**Supplied data:**
┌────────
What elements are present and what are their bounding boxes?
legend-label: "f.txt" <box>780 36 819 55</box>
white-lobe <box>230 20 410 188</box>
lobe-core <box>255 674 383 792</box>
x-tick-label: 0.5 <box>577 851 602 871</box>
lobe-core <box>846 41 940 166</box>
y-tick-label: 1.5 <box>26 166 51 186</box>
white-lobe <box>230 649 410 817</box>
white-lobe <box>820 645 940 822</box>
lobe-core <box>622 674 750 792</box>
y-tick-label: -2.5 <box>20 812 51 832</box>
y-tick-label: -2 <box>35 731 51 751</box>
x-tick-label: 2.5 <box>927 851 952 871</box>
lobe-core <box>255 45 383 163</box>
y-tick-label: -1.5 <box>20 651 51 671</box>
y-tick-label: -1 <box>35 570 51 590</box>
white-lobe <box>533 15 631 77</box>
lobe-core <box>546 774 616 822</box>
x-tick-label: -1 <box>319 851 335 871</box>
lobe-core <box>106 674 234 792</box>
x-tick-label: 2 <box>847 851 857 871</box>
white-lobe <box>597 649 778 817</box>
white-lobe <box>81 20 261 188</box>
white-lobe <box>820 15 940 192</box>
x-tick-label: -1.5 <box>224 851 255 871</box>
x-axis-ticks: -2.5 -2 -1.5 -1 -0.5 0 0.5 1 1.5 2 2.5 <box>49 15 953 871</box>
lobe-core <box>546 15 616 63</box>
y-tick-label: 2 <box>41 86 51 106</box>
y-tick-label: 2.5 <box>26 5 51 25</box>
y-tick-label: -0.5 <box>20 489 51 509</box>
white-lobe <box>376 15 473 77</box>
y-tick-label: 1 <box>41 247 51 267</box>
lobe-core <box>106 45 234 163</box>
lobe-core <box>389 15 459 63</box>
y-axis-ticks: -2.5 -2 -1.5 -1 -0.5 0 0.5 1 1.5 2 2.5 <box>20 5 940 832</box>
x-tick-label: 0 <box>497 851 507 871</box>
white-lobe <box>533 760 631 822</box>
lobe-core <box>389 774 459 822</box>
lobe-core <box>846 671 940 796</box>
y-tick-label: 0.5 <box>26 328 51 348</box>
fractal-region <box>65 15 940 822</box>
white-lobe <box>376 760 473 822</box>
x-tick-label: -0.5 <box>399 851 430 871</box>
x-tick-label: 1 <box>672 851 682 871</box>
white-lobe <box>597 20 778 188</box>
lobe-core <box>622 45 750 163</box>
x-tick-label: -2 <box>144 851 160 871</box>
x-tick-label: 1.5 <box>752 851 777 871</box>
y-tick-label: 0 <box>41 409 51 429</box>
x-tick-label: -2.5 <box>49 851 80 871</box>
└────────
Copy out the data above word for word, from its first line up to and including the line with "white-lobe <box>820 15 940 192</box>".

**Response below:**
What elements are present and what are their bounding boxes?
legend-label: "f.txt" <box>780 36 819 55</box>
white-lobe <box>230 20 410 188</box>
lobe-core <box>255 674 383 792</box>
x-tick-label: 0.5 <box>577 851 602 871</box>
lobe-core <box>846 41 940 166</box>
y-tick-label: 1.5 <box>26 166 51 186</box>
white-lobe <box>230 649 410 817</box>
white-lobe <box>820 645 940 822</box>
lobe-core <box>622 674 750 792</box>
y-tick-label: -2.5 <box>20 812 51 832</box>
y-tick-label: -2 <box>35 731 51 751</box>
x-tick-label: 2.5 <box>927 851 952 871</box>
lobe-core <box>255 45 383 163</box>
y-tick-label: -1.5 <box>20 651 51 671</box>
y-tick-label: -1 <box>35 570 51 590</box>
white-lobe <box>533 15 631 77</box>
lobe-core <box>546 774 616 822</box>
x-tick-label: -1 <box>319 851 335 871</box>
lobe-core <box>106 674 234 792</box>
x-tick-label: 2 <box>847 851 857 871</box>
white-lobe <box>597 649 778 817</box>
white-lobe <box>81 20 261 188</box>
white-lobe <box>820 15 940 192</box>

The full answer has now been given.